Start of Information given

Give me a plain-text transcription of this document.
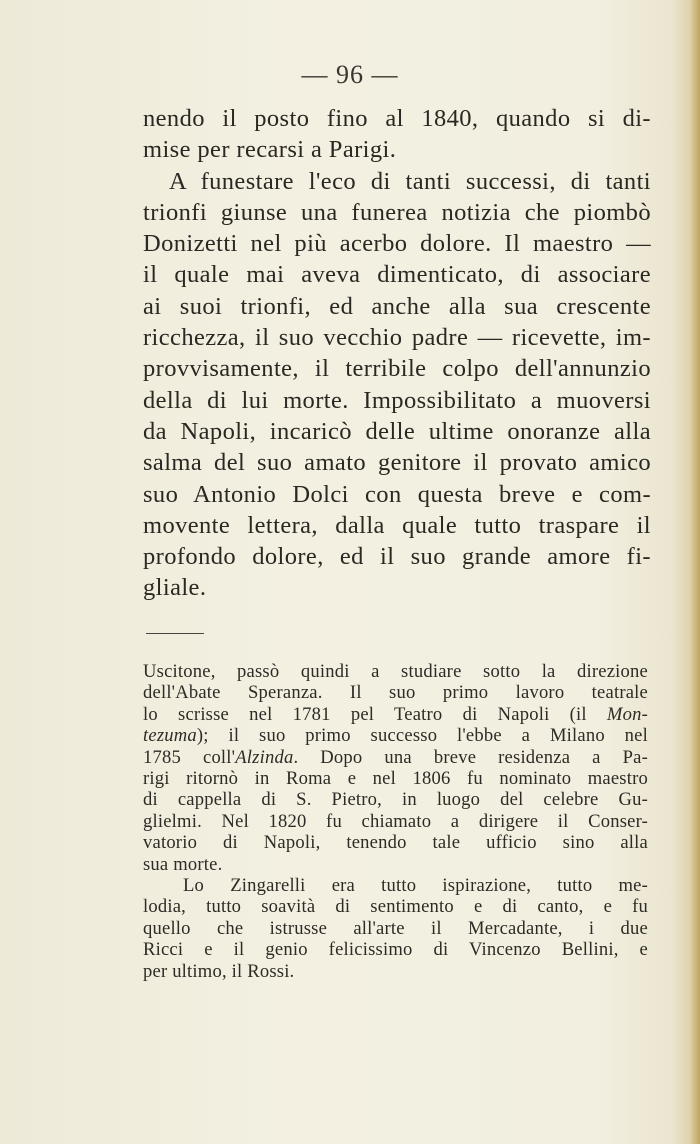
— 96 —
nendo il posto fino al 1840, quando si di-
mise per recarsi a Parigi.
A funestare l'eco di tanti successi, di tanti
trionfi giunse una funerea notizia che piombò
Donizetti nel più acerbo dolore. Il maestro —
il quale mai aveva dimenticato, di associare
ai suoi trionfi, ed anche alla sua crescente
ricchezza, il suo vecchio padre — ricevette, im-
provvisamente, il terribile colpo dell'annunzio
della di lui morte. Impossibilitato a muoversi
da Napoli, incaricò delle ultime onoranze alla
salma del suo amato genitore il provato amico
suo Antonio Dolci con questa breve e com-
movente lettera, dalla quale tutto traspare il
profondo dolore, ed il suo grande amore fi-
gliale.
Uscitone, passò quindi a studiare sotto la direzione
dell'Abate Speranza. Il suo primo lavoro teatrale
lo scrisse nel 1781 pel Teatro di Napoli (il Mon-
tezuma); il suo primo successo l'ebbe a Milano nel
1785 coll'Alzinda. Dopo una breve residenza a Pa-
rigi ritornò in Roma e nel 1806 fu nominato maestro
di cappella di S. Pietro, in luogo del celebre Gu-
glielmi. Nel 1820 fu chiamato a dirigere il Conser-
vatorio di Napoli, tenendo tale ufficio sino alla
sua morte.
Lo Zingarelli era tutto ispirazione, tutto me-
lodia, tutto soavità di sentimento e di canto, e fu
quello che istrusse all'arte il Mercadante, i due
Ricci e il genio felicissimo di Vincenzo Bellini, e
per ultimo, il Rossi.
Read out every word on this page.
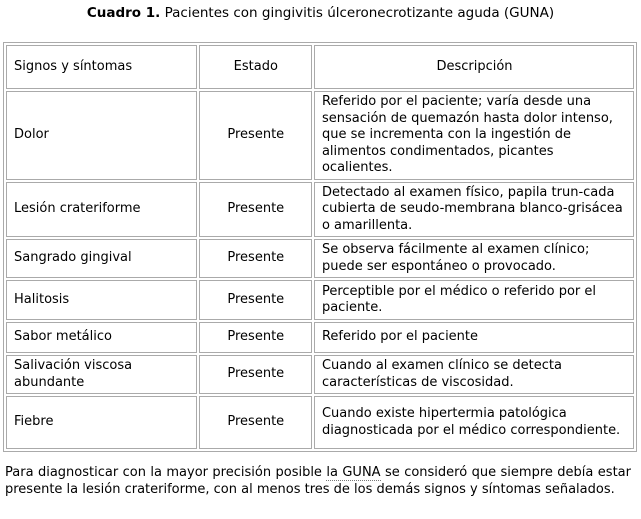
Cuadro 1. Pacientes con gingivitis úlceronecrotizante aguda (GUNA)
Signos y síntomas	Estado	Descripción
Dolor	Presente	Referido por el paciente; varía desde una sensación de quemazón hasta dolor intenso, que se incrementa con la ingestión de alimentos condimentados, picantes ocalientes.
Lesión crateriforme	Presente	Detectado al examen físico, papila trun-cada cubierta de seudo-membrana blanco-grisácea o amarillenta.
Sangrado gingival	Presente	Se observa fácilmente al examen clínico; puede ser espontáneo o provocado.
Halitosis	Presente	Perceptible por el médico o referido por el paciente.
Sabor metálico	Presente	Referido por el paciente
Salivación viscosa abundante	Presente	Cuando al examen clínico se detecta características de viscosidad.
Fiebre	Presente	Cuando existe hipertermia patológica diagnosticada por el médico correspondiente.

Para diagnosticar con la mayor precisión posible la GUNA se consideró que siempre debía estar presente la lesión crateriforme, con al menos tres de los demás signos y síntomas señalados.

End of Information given

- Goal
Write out, exactly, each line from the one containing "Read out every word on this page." down to the final line of the data above. Both of those lines count, and the pictures are left out.

- Result of the exercise
Read out every word on this page.
Cuadro 1. Pacientes con gingivitis úlceronecrotizante aguda (GUNA)
Signos y síntomas	Estado	Descripción
Dolor	Presente	Referido por el paciente; varía desde una sensación de quemazón hasta dolor intenso, que se incrementa con la ingestión de alimentos condimentados, picantes ocalientes.
Lesión crateriforme	Presente	Detectado al examen físico, papila trun-cada cubierta de seudo-membrana blanco-grisácea o amarillenta.
Sangrado gingival	Presente	Se observa fácilmente al examen clínico; puede ser espontáneo o provocado.
Halitosis	Presente	Perceptible por el médico o referido por el paciente.
Sabor metálico	Presente	Referido por el paciente
Salivación viscosa abundante	Presente	Cuando al examen clínico se detecta características de viscosidad.
Fiebre	Presente	Cuando existe hipertermia patológica diagnosticada por el médico correspondiente.

Para diagnosticar con la mayor precisión posible la GUNA se consideró que siempre debía estar presente la lesión crateriforme, con al menos tres de los demás signos y síntomas señalados.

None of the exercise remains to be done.